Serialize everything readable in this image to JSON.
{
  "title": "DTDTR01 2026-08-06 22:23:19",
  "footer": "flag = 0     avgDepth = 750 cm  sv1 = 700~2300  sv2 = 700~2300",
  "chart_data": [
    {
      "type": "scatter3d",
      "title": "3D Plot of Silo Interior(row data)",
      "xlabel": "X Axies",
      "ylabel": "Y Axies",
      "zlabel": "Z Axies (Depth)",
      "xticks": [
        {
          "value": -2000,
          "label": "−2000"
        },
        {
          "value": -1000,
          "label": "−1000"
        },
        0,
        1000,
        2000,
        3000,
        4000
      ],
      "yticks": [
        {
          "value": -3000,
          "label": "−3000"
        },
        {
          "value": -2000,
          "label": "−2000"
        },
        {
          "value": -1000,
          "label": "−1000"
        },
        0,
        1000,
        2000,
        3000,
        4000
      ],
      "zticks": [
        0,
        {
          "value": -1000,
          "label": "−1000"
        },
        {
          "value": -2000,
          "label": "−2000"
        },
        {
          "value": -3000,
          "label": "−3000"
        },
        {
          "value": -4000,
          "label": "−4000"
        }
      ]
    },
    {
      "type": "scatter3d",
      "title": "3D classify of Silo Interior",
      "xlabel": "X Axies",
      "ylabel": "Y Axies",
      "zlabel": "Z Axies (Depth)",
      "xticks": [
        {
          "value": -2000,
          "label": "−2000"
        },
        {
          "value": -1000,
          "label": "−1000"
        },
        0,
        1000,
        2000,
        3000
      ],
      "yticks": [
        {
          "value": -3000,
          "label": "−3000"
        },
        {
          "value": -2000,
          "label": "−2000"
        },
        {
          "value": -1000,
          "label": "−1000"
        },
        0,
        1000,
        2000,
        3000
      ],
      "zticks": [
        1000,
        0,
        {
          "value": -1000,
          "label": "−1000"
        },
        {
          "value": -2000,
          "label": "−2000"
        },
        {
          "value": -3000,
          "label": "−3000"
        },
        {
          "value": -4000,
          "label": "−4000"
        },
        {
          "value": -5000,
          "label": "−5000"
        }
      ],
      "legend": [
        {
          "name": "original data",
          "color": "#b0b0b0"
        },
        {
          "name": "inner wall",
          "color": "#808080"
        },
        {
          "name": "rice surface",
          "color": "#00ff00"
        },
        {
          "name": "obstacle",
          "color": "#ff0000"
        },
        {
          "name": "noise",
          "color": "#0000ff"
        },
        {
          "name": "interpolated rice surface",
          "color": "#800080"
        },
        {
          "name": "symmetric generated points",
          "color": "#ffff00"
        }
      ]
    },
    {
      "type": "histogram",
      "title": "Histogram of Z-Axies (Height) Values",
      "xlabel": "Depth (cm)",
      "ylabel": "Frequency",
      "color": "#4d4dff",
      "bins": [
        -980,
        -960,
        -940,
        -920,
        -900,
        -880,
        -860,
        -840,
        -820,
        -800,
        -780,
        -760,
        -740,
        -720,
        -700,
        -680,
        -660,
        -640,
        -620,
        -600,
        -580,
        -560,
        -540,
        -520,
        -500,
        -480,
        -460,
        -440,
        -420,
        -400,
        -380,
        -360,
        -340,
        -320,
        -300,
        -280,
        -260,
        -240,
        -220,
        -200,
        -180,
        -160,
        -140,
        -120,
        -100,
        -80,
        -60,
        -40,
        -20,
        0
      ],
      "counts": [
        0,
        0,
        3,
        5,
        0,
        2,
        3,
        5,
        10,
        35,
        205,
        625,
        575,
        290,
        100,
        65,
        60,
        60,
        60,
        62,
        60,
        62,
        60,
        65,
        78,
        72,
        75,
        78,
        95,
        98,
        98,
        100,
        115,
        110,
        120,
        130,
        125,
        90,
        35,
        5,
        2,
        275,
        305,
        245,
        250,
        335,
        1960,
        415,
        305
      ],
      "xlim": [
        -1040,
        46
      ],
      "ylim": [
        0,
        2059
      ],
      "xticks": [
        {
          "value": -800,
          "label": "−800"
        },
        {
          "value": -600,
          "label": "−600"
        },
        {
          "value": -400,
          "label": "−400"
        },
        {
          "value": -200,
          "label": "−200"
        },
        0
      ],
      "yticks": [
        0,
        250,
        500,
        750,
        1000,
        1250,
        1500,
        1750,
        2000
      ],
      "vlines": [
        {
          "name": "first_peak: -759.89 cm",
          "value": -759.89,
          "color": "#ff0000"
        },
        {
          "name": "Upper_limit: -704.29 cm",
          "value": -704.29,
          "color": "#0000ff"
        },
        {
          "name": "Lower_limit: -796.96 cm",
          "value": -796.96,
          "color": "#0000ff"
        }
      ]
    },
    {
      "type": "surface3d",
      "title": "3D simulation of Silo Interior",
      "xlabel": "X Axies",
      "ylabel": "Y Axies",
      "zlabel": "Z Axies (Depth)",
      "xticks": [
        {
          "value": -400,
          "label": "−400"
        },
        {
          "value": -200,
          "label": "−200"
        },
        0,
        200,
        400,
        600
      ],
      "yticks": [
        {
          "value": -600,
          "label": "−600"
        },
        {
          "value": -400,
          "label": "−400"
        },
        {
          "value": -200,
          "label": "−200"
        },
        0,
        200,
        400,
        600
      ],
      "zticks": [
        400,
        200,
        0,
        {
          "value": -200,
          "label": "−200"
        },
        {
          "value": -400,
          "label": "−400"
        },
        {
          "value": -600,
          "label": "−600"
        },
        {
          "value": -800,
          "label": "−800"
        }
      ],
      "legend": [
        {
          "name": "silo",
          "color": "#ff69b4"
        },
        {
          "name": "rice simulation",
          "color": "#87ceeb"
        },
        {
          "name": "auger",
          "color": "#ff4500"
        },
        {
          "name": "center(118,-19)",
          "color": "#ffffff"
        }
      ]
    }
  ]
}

__________

THE REQUEST: Restate every record exactly, leaving nothing out.

RESPONSE TO THIS TASK:
Serialize everything readable in this image to JSON.
{
  "title": "DTDTR01 2026-08-06 22:23:19",
  "footer": "flag = 0     avgDepth = 750 cm  sv1 = 700~2300  sv2 = 700~2300",
  "chart_data": [
    {
      "type": "scatter3d",
      "title": "3D Plot of Silo Interior(row data)",
      "xlabel": "X Axies",
      "ylabel": "Y Axies",
      "zlabel": "Z Axies (Depth)",
      "xticks": [
        {
          "value": -2000,
          "label": "−2000"
        },
        {
          "value": -1000,
          "label": "−1000"
        },
        0,
        1000,
        2000,
        3000,
        4000
      ],
      "yticks": [
        {
          "value": -3000,
          "label": "−3000"
        },
        {
          "value": -2000,
          "label": "−2000"
        },
        {
          "value": -1000,
          "label": "−1000"
        },
        0,
        1000,
        2000,
        3000,
        4000
      ],
      "zticks": [
        0,
        {
          "value": -1000,
          "label": "−1000"
        },
        {
          "value": -2000,
          "label": "−2000"
        },
        {
          "value": -3000,
          "label": "−3000"
        },
        {
          "value": -4000,
          "label": "−4000"
        }
      ]
    },
    {
      "type": "scatter3d",
      "title": "3D classify of Silo Interior",
      "xlabel": "X Axies",
      "ylabel": "Y Axies",
      "zlabel": "Z Axies (Depth)",
      "xticks": [
        {
          "value": -2000,
          "label": "−2000"
        },
        {
          "value": -1000,
          "label": "−1000"
        },
        0,
        1000,
        2000,
        3000
      ],
      "yticks": [
        {
          "value": -3000,
          "label": "−3000"
        },
        {
          "value": -2000,
          "label": "−2000"
        },
        {
          "value": -1000,
          "label": "−1000"
        },
        0,
        1000,
        2000,
        3000
      ],
      "zticks": [
        1000,
        0,
        {
          "value": -1000,
          "label": "−1000"
        },
        {
          "value": -2000,
          "label": "−2000"
        },
        {
          "value": -3000,
          "label": "−3000"
        },
        {
          "value": -4000,
          "label": "−4000"
        },
        {
          "value": -5000,
          "label": "−5000"
        }
      ],
      "legend": [
        {
          "name": "original data",
          "color": "#b0b0b0"
        },
        {
          "name": "inner wall",
          "color": "#808080"
        },
        {
          "name": "rice surface",
          "color": "#00ff00"
        },
        {
          "name": "obstacle",
          "color": "#ff0000"
        },
        {
          "name": "noise",
          "color": "#0000ff"
        },
        {
          "name": "interpolated rice surface",
          "color": "#800080"
        },
        {
          "name": "symmetric generated points",
          "color": "#ffff00"
        }
      ]
    },
    {
      "type": "histogram",
      "title": "Histogram of Z-Axies (Height) Values",
      "xlabel": "Depth (cm)",
      "ylabel": "Frequency",
      "color": "#4d4dff",
      "bins": [
        -980,
        -960,
        -940,
        -920,
        -900,
        -880,
        -860,
        -840,
        -820,
        -800,
        -780,
        -760,
        -740,
        -720,
        -700,
        -680,
        -660,
        -640,
        -620,
        -600,
        -580,
        -560,
        -540,
        -520,
        -500,
        -480,
        -460,
        -440,
        -420,
        -400,
        -380,
        -360,
        -340,
        -320,
        -300,
        -280,
        -260,
        -240,
        -220,
        -200,
        -180,
        -160,
        -140,
        -120,
        -100,
        -80,
        -60,
        -40,
        -20,
        0
      ],
      "counts": [
        0,
        0,
        3,
        5,
        0,
        2,
        3,
        5,
        10,
        35,
        205,
        625,
        575,
        290,
        100,
        65,
        60,
        60,
        60,
        62,
        60,
        62,
        60,
        65,
        78,
        72,
        75,
        78,
        95,
        98,
        98,
        100,
        115,
        110,
        120,
        130,
        125,
        90,
        35,
        5,
        2,
        275,
        305,
        245,
        250,
        335,
        1960,
        415,
        305
      ],
      "xlim": [
        -1040,
        46
      ],
      "ylim": [
        0,
        2059
      ],
      "xticks": [
        {
          "value": -800,
          "label": "−800"
        },
        {
          "value": -600,
          "label": "−600"
        },
        {
          "value": -400,
          "label": "−400"
        },
        {
          "value": -200,
          "label": "−200"
        },
        0
      ],
      "yticks": [
        0,
        250,
        500,
        750,
        1000,
        1250,
        1500,
        1750,
        2000
      ],
      "vlines": [
        {
          "name": "first_peak: -759.89 cm",
          "value": -759.89,
          "color": "#ff0000"
        },
        {
          "name": "Upper_limit: -704.29 cm",
          "value": -704.29,
          "color": "#0000ff"
        },
        {
          "name": "Lower_limit: -796.96 cm",
          "value": -796.96,
          "color": "#0000ff"
        }
      ]
    },
    {
      "type": "surface3d",
      "title": "3D simulation of Silo Interior",
      "xlabel": "X Axies",
      "ylabel": "Y Axies",
      "zlabel": "Z Axies (Depth)",
      "xticks": [
        {
          "value": -400,
          "label": "−400"
        },
        {
          "value": -200,
          "label": "−200"
        },
        0,
        200,
        400,
        600
      ],
      "yticks": [
        {
          "value": -600,
          "label": "−600"
        },
        {
          "value": -400,
          "label": "−400"
        },
        {
          "value": -200,
          "label": "−200"
        },
        0,
        200,
        400,
        600
      ],
      "zticks": [
        400,
        200,
        0,
        {
          "value": -200,
          "label": "−200"
        },
        {
          "value": -400,
          "label": "−400"
        },
        {
          "value": -600,
          "label": "−600"
        },
        {
          "value": -800,
          "label": "−800"
        }
      ],
      "legend": [
        {
          "name": "silo",
          "color": "#ff69b4"
        },
        {
          "name": "rice simulation",
          "color": "#87ceeb"
        },
        {
          "name": "auger",
          "color": "#ff4500"
        },
        {
          "name": "center(118,-19)",
          "color": "#ffffff"
        }
      ]
    }
  ]
}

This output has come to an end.